───── Input data ─────
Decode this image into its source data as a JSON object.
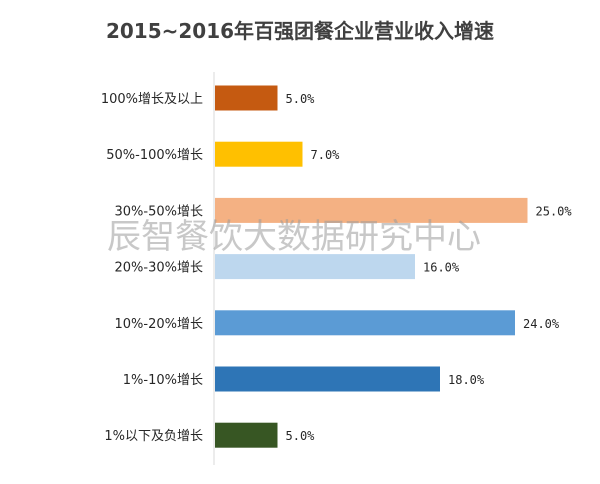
{
  "chart_data": {
    "type": "bar",
    "orientation": "horizontal",
    "title": "2015~2016年百强团餐企业营业收入增速",
    "categories": [
      "100%增长及以上",
      "50%-100%增长",
      "30%-50%增长",
      "20%-30%增长",
      "10%-20%增长",
      "1%-10%增长",
      "1%以下及负增长"
    ],
    "values": [
      5.0,
      7.0,
      25.0,
      16.0,
      24.0,
      18.0,
      5.0
    ],
    "value_labels": [
      "5.0%",
      "7.0%",
      "25.0%",
      "16.0%",
      "24.0%",
      "18.0%",
      "5.0%"
    ],
    "colors": [
      "#c55a11",
      "#ffc000",
      "#f4b183",
      "#bdd7ee",
      "#5b9bd5",
      "#2e75b6",
      "#375623"
    ],
    "xlim": [
      0,
      26
    ],
    "xlabel": "",
    "ylabel": "",
    "grid": false,
    "legend": "none"
  },
  "watermark": "辰智餐饮大数据研究中心"
}
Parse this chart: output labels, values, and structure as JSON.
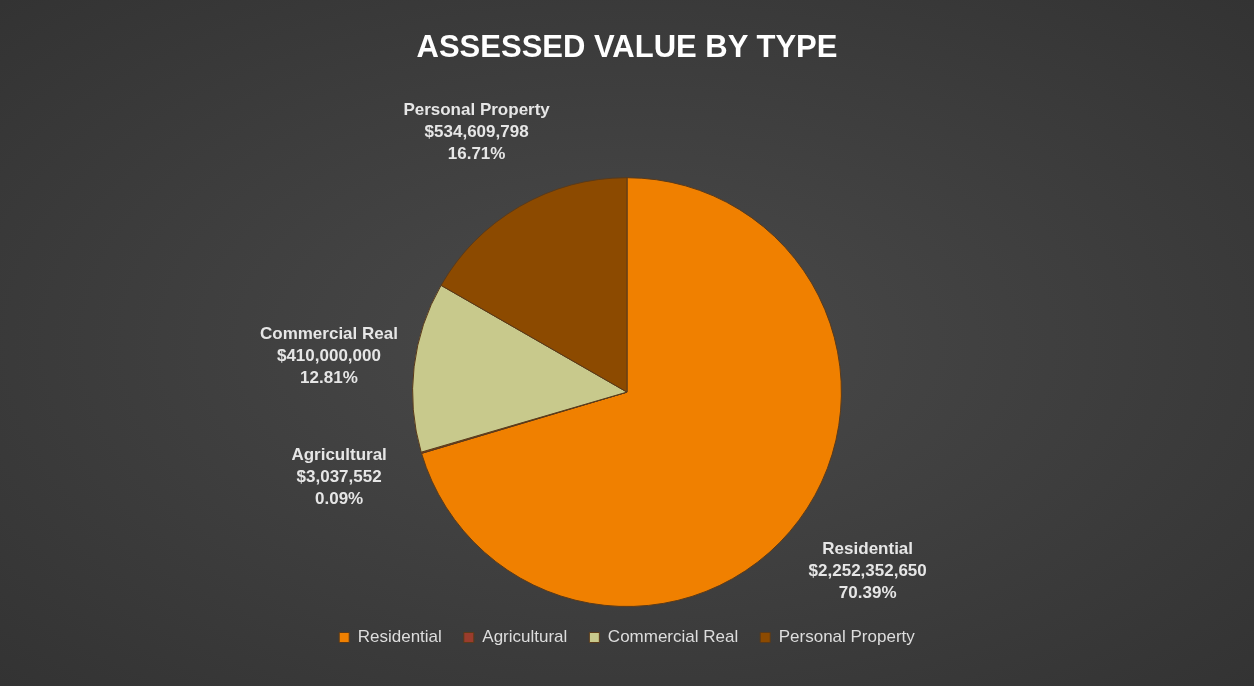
{
  "chart_data": {
    "type": "pie",
    "title": "ASSESSED VALUE BY TYPE",
    "categories": [
      "Residential",
      "Agricultural",
      "Commercial Real",
      "Personal Property"
    ],
    "values": [
      2252352650,
      3037552,
      410000000,
      534609798
    ],
    "colors": [
      "#f08000",
      "#9a3c2c",
      "#c8c98c",
      "#8c4a00"
    ],
    "value_labels": [
      "$2,252,352,650\n70.39%",
      "$3,037,552\n0.09%",
      "$410,000,000\n12.81%",
      "$534,609,798\n16.71%"
    ],
    "legend": "bottom"
  }
}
─────
**What you will do:** Transcribe each entry above exactly, apart from the pictures.

**Solution to the problem:**
Decode this image into its source data as a JSON object.
{
  "chart_data": {
    "type": "bar",
    "orientation": "horizontal",
    "title": "2015~2016年百强团餐企业营业收入增速",
    "categories": [
      "100%增长及以上",
      "50%-100%增长",
      "30%-50%增长",
      "20%-30%增长",
      "10%-20%增长",
      "1%-10%增长",
      "1%以下及负增长"
    ],
    "values": [
      5.0,
      7.0,
      25.0,
      16.0,
      24.0,
      18.0,
      5.0
    ],
    "value_labels": [
      "5.0%",
      "7.0%",
      "25.0%",
      "16.0%",
      "24.0%",
      "18.0%",
      "5.0%"
    ],
    "colors": [
      "#c55a11",
      "#ffc000",
      "#f4b183",
      "#bdd7ee",
      "#5b9bd5",
      "#2e75b6",
      "#375623"
    ],
    "xlim": [
      0,
      26
    ],
    "xlabel": "",
    "ylabel": "",
    "grid": false,
    "legend": "none"
  },
  "watermark": "辰智餐饮大数据研究中心"
}
Parse this chart: output labels, values, and structure as JSON.
{
  "chart_data": {
    "type": "pie",
    "title": "ASSESSED VALUE BY TYPE",
    "categories": [
      "Residential",
      "Agricultural",
      "Commercial Real",
      "Personal Property"
    ],
    "values": [
      2252352650,
      3037552,
      410000000,
      534609798
    ],
    "colors": [
      "#f08000",
      "#9a3c2c",
      "#c8c98c",
      "#8c4a00"
    ],
    "value_labels": [
      "$2,252,352,650\n70.39%",
      "$3,037,552\n0.09%",
      "$410,000,000\n12.81%",
      "$534,609,798\n16.71%"
    ],
    "legend": "bottom"
  }
}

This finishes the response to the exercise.